--- Excerpted data Enclosed Below ---
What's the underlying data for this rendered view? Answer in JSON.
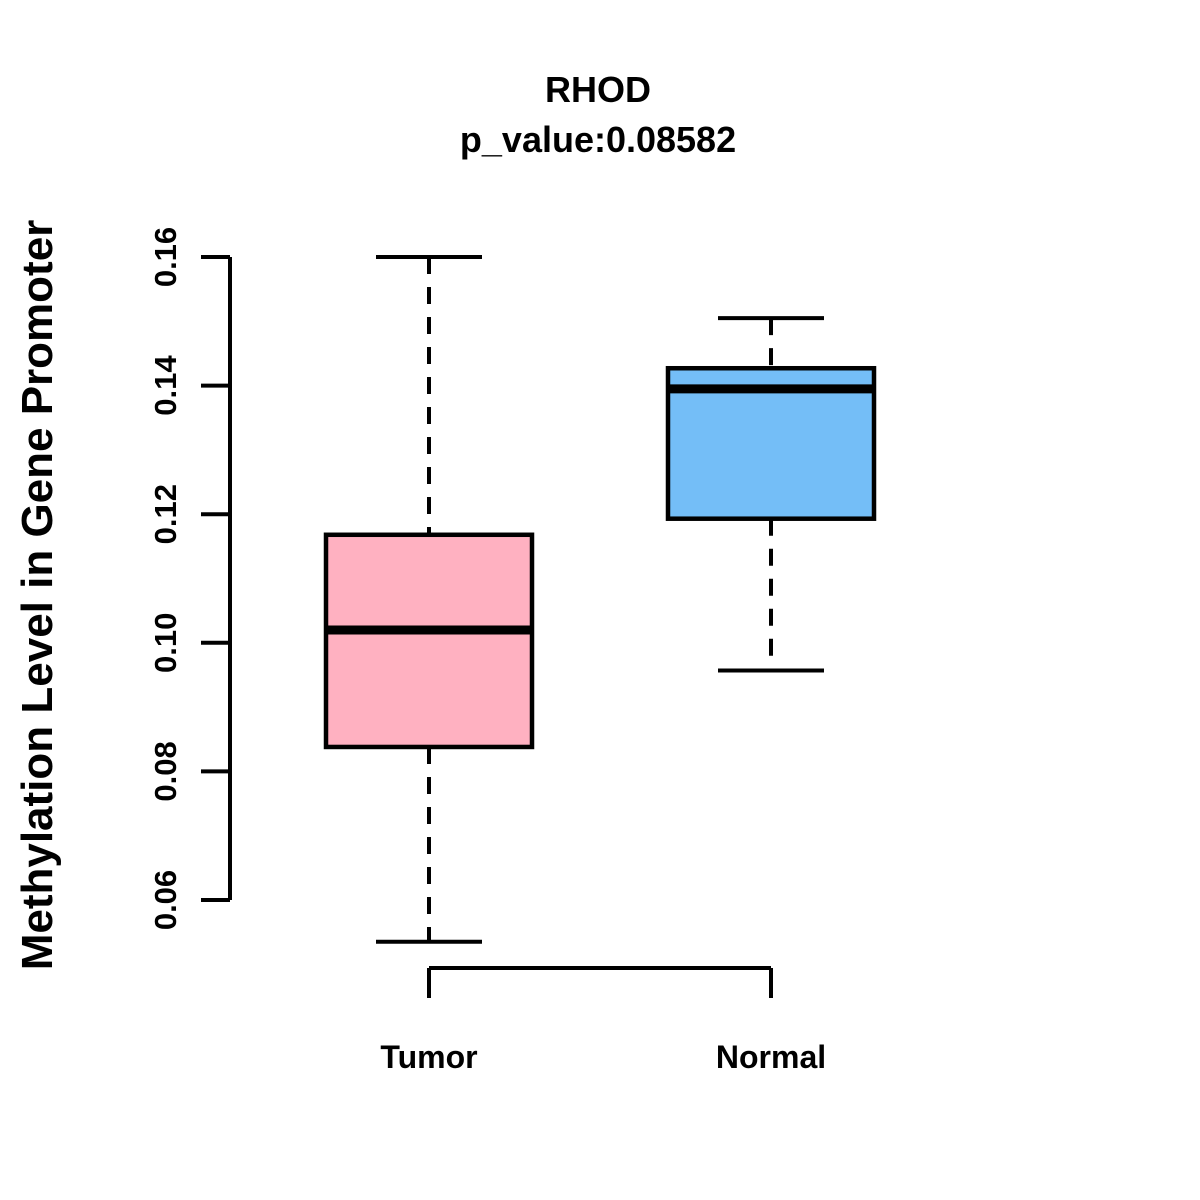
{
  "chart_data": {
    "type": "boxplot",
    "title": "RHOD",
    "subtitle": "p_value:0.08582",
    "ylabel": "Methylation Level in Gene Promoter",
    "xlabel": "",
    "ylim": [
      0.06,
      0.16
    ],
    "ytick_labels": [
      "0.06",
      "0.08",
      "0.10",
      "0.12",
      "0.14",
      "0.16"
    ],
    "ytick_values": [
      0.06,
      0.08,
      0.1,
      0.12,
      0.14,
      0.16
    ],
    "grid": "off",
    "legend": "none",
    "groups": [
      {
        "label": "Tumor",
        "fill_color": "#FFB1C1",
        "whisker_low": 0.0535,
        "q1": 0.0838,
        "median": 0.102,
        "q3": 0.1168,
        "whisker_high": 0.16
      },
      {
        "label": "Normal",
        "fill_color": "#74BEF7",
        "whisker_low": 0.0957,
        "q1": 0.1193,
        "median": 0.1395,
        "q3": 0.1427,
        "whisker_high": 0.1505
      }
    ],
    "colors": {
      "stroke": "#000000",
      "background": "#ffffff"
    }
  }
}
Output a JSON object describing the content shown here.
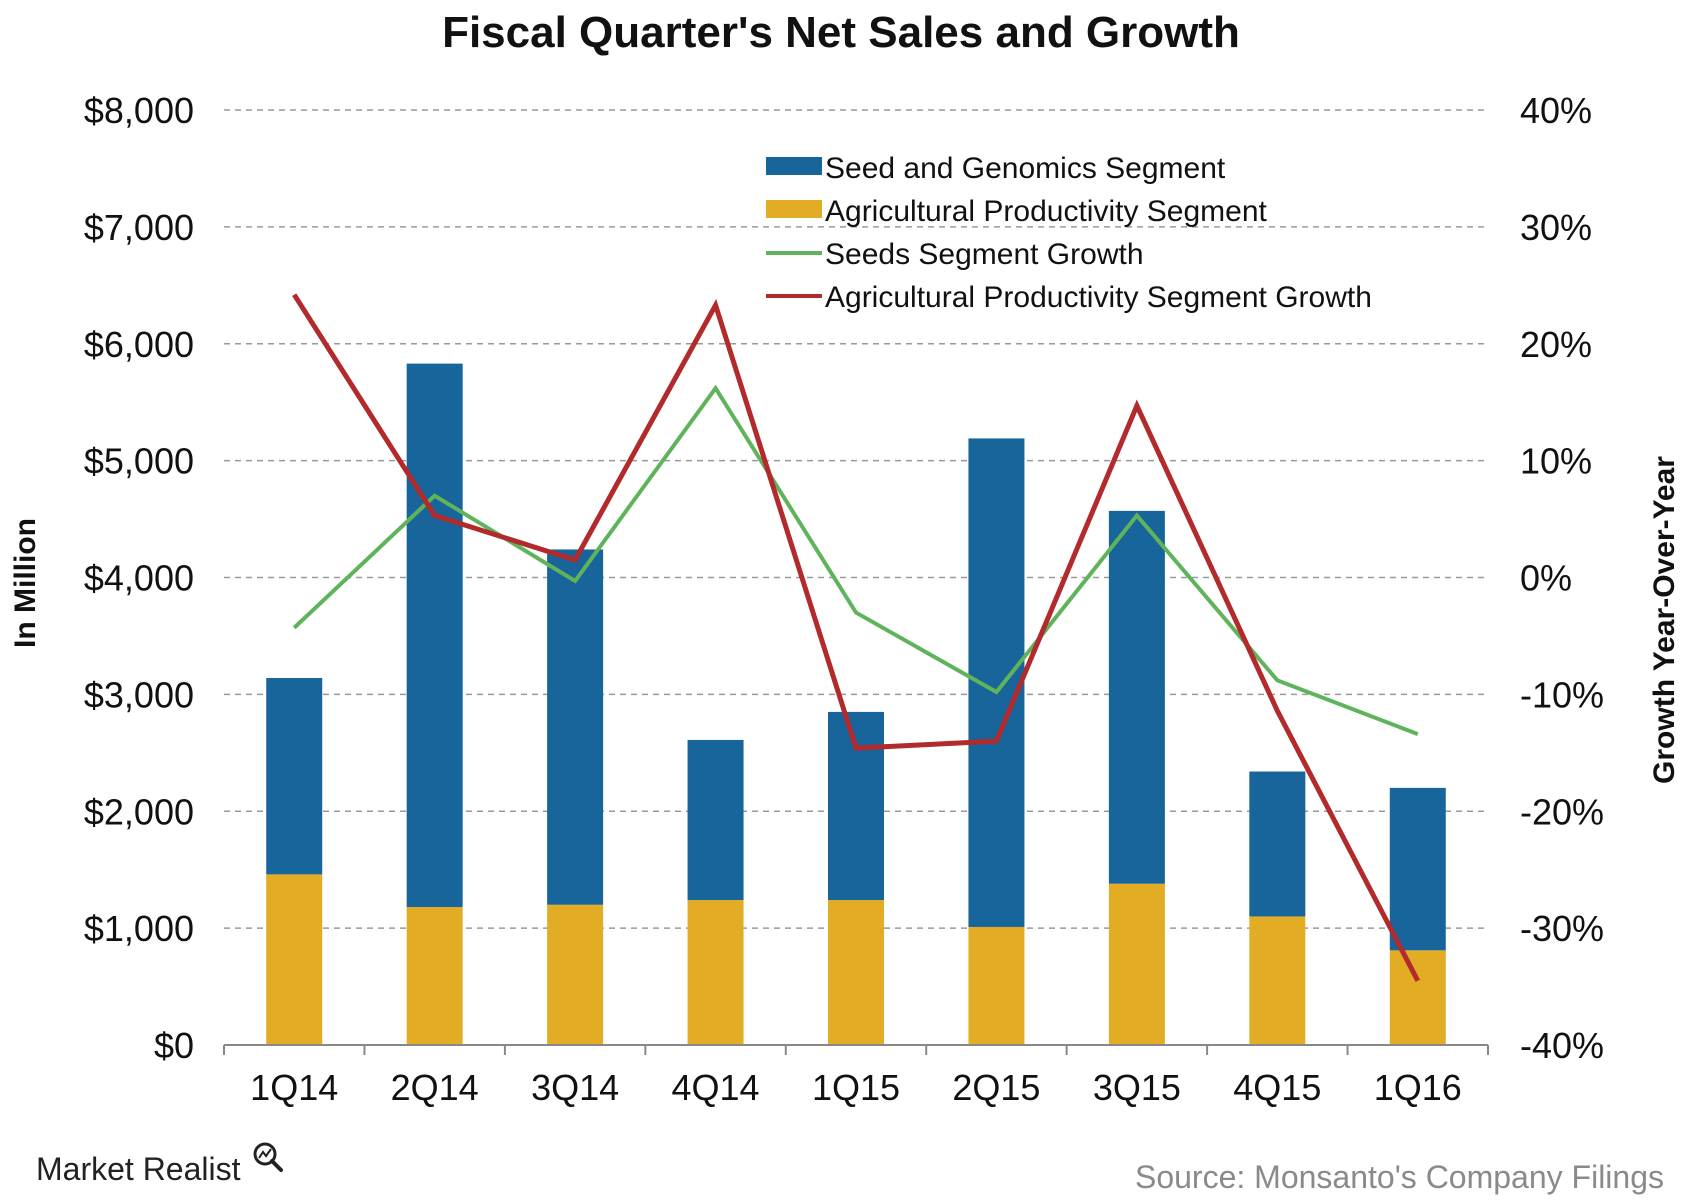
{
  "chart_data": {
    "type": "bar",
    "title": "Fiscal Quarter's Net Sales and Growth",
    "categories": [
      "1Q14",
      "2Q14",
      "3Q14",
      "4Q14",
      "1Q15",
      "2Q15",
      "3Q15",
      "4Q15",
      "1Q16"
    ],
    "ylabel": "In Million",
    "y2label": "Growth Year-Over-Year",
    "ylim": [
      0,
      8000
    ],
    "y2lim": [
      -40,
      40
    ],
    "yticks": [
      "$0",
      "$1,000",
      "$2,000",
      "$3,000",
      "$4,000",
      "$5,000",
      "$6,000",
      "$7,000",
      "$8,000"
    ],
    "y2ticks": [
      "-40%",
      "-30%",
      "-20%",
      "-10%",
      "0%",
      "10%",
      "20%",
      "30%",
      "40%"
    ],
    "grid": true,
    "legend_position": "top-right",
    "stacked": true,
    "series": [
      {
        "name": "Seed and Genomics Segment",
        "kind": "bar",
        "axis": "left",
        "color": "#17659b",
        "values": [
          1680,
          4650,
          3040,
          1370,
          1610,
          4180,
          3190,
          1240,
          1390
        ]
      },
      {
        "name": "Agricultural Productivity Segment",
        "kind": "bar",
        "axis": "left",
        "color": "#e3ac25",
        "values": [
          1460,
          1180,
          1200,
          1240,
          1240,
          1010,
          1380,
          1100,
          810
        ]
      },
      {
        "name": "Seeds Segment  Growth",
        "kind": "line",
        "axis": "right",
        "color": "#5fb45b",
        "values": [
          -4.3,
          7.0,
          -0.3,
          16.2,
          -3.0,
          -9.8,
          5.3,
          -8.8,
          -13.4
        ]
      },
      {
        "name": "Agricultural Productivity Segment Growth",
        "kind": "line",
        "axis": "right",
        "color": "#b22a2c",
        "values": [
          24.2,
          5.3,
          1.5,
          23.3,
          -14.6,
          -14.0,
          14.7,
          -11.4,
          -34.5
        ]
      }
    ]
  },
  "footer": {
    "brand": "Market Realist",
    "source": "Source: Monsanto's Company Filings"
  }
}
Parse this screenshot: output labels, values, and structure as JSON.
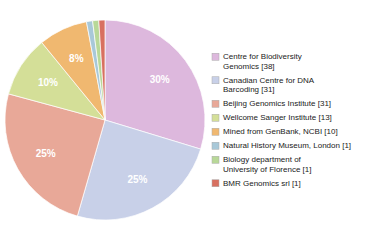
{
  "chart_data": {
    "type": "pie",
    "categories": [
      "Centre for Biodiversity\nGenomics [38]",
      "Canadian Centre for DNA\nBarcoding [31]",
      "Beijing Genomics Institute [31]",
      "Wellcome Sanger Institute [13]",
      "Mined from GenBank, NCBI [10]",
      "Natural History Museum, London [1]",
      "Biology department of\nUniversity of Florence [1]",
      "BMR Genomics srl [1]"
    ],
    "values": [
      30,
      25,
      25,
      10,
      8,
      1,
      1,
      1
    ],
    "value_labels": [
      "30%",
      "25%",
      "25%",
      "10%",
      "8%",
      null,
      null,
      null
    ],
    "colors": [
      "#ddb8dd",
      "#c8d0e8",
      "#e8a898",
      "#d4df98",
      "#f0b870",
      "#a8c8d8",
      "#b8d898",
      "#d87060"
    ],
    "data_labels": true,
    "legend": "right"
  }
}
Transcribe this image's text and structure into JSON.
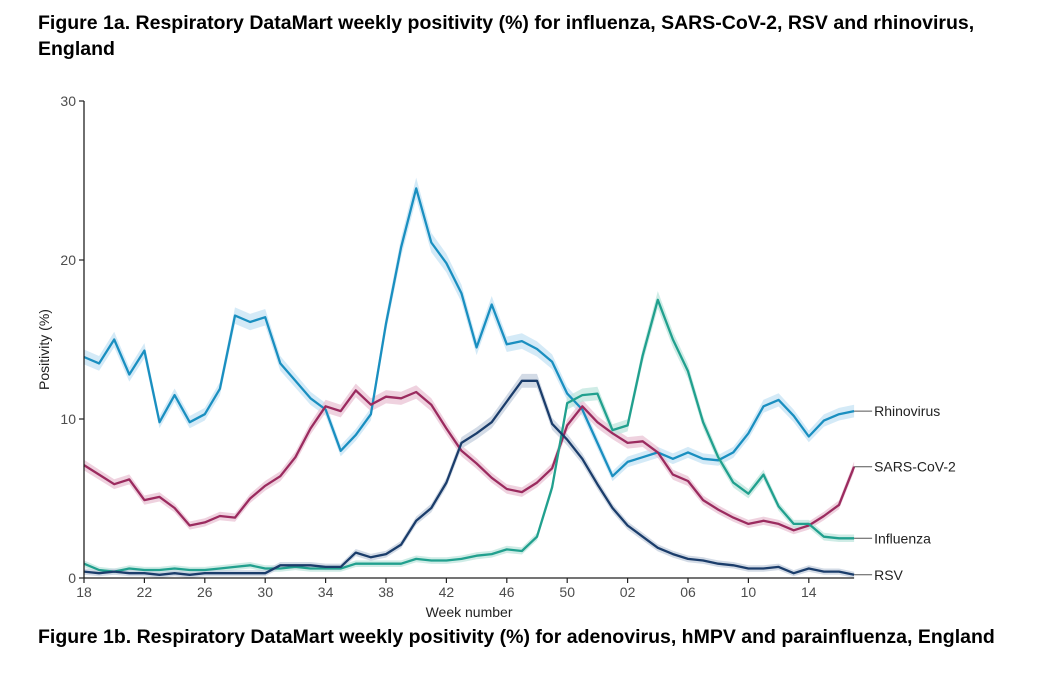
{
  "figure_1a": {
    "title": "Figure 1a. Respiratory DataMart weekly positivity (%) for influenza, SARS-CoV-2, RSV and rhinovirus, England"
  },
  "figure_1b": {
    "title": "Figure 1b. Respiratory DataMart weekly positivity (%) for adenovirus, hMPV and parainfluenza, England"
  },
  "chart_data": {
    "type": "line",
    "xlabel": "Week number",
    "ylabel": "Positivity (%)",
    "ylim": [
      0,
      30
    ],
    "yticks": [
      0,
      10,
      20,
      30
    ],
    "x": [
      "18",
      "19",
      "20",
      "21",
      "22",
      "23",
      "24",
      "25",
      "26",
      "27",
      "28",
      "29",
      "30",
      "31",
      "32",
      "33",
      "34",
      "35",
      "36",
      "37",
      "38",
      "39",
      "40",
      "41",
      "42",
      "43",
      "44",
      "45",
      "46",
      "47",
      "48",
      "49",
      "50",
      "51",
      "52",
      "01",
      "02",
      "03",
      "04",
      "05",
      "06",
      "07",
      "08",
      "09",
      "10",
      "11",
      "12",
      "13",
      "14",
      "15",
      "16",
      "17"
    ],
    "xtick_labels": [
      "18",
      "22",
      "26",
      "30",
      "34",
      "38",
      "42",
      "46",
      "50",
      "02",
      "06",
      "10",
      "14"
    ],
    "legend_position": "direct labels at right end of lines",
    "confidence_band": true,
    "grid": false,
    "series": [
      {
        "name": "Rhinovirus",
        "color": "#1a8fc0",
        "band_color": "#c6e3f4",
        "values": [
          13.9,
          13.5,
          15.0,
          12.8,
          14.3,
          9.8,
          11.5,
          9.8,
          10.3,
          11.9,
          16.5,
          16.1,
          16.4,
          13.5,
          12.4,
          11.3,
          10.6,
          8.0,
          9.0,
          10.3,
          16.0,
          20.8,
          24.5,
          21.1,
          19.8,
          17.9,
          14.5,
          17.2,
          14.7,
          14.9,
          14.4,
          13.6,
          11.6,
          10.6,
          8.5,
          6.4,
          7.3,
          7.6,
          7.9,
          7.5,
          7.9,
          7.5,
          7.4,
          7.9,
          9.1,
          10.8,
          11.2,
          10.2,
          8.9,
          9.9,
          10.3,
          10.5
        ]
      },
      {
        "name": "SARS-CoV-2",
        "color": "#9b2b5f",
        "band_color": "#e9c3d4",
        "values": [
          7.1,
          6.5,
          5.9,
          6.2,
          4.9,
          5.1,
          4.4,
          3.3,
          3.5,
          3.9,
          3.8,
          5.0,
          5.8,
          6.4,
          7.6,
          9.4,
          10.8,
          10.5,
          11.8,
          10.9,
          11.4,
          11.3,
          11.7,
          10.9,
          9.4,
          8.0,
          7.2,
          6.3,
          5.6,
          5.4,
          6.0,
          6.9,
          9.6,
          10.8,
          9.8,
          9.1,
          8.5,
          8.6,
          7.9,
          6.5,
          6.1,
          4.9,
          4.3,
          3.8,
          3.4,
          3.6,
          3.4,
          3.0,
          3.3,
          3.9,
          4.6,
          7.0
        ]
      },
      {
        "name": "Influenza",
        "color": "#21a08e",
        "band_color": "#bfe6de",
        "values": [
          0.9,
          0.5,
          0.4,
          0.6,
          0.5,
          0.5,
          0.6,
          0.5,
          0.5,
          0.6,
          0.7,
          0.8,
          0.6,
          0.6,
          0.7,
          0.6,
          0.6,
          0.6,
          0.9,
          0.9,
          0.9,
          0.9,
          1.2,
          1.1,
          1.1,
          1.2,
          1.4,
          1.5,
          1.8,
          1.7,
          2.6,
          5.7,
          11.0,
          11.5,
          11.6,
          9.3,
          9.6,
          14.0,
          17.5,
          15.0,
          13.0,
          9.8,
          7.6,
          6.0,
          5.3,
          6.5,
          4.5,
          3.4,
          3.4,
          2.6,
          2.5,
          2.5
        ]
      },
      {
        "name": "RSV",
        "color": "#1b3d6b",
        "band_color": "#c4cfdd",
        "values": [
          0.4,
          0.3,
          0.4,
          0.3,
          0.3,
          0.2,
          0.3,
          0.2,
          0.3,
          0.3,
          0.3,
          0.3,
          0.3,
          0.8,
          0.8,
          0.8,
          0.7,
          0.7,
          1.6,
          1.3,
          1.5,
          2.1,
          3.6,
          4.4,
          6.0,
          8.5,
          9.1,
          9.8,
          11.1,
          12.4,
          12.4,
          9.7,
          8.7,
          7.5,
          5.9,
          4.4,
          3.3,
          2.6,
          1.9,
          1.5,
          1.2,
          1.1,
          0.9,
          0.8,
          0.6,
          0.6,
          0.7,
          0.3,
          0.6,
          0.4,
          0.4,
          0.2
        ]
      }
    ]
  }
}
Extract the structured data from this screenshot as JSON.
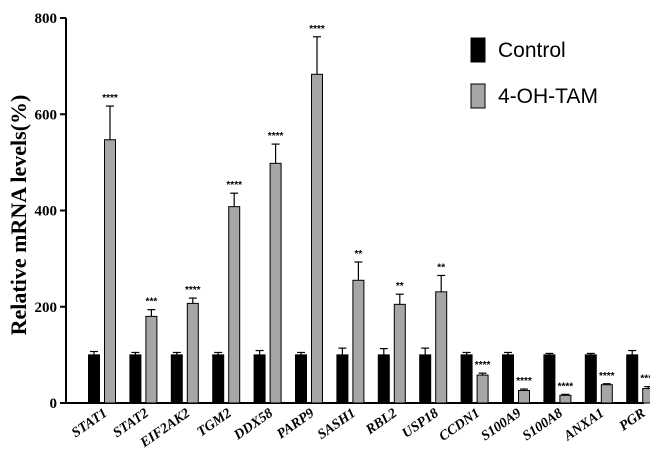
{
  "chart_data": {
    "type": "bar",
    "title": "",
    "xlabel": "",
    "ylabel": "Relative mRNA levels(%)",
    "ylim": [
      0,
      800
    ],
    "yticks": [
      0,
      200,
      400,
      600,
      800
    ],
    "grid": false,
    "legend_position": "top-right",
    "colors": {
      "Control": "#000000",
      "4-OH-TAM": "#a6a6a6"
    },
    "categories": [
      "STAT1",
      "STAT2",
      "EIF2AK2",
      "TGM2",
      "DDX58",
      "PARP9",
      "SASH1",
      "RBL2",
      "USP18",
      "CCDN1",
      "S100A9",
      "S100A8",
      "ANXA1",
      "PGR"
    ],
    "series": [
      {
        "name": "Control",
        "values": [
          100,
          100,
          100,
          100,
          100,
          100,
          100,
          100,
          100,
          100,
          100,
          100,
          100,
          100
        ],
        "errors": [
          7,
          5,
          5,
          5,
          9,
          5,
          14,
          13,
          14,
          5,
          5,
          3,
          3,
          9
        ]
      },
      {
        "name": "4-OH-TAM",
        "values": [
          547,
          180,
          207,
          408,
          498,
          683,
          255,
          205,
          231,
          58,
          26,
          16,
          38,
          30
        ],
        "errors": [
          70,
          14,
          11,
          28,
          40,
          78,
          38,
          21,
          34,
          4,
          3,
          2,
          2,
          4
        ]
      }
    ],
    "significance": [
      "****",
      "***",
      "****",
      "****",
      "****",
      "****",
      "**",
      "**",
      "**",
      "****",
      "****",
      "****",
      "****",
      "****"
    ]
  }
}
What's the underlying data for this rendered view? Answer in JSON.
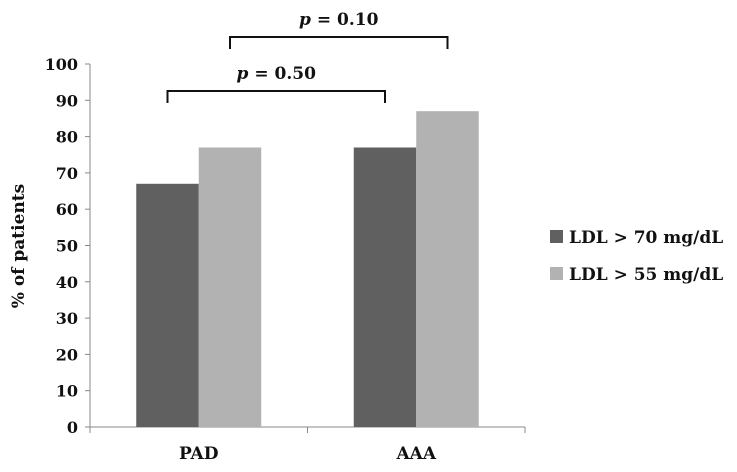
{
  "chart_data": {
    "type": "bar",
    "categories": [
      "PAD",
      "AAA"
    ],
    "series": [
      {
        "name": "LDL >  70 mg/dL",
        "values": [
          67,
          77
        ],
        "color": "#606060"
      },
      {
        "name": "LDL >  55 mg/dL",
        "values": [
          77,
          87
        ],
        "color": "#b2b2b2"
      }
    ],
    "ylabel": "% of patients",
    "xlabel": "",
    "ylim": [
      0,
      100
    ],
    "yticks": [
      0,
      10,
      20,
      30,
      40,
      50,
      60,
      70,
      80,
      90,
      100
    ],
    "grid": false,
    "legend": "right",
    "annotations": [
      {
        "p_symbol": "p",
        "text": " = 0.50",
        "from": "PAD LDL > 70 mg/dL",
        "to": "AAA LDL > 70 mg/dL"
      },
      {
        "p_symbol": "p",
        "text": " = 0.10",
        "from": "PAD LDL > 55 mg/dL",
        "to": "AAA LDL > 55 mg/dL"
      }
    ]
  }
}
--- End of Enclosed Excerpted data ---
To do ▸ For every line above with the word "weekly" in it, make a copy.

Result of this task ▸
    "title": "Figure 1a. Respiratory DataMart weekly positivity (%) for influenza, SARS-CoV-2, RSV and rhinovirus, England"
    "title": "Figure 1b. Respiratory DataMart weekly positivity (%) for adenovirus, hMPV and parainfluenza, England"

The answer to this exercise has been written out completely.